Dataset entries:

+++

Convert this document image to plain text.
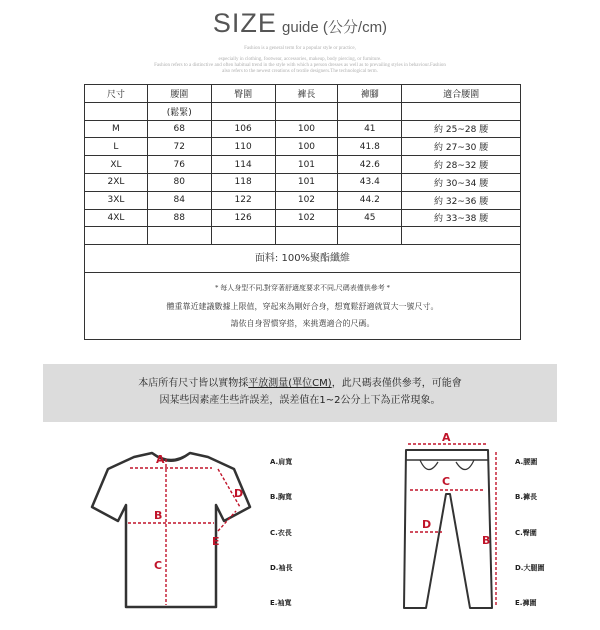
SIZE guide (公分/cm)
Fashion is a general term for a popular style or practice,
especially in clothing, footwear, accessories, makeup, body piercing, or furniture.
Fashion refers to a distinctive and often habitual trend in the style with which a person dresses as well as to prevailing styles in behaviour.Fashion
also refers to the newest creations of textile designers.The technological term.
尺寸	腰圍	臀圍	褲長	褲腳	適合腰圍
	(鬆緊)				
M	68	106	100	41	約 25~28 腰
L	72	110	100	41.8	約 27~30 腰
XL	76	114	101	42.6	約 28~32 腰
2XL	80	118	101	43.4	約 30~34 腰
3XL	84	122	102	44.2	約 32~36 腰
4XL	88	126	102	45	約 33~38 腰

面料: 100%聚酯纖維
* 每人身型不同,對穿著舒適度要求不同,尺碼表僅供參考 *
體重靠近建議數據上限值，穿起來為剛好合身，想寬鬆舒適就買大一號尺寸。
請依自身習慣穿搭，來挑選適合的尺碼。					
本店所有尺寸皆以實物採平放測量(單位CM)，此尺碼表僅供參考，可能會
因某些因素產生些許誤差，誤差值在1~2公分上下為正常現象。
A
B
C
D
E
A.肩寬
B.胸寬
C.衣長
D.袖長
E.袖寬
A
C
D
B
A.腰圍
B.褲長
C.臀圍
D.大腿圍
E.褲圍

+++

▸ The task: Quote in full the listing given above; the images are to be left out.

▸ Full answer:
Convert this document image to plain text.
SIZE guide (公分/cm)
Fashion is a general term for a popular style or practice,
especially in clothing, footwear, accessories, makeup, body piercing, or furniture.
Fashion refers to a distinctive and often habitual trend in the style with which a person dresses as well as to prevailing styles in behaviour.Fashion
also refers to the newest creations of textile designers.The technological term.
尺寸	腰圍	臀圍	褲長	褲腳	適合腰圍
	(鬆緊)				
M	68	106	100	41	約 25~28 腰
L	72	110	100	41.8	約 27~30 腰
XL	76	114	101	42.6	約 28~32 腰
2XL	80	118	101	43.4	約 30~34 腰
3XL	84	122	102	44.2	約 32~36 腰
4XL	88	126	102	45	約 33~38 腰

面料: 100%聚酯纖維
* 每人身型不同,對穿著舒適度要求不同,尺碼表僅供參考 *
體重靠近建議數據上限值，穿起來為剛好合身，想寬鬆舒適就買大一號尺寸。
請依自身習慣穿搭，來挑選適合的尺碼。					
本店所有尺寸皆以實物採平放測量(單位CM)，此尺碼表僅供參考，可能會
因某些因素產生些許誤差，誤差值在1~2公分上下為正常現象。
A
B
C
D
E
A.肩寬
B.胸寬
C.衣長
D.袖長
E.袖寬
A
C
D
B
A.腰圍
B.褲長
C.臀圍
D.大腿圍
E.褲圍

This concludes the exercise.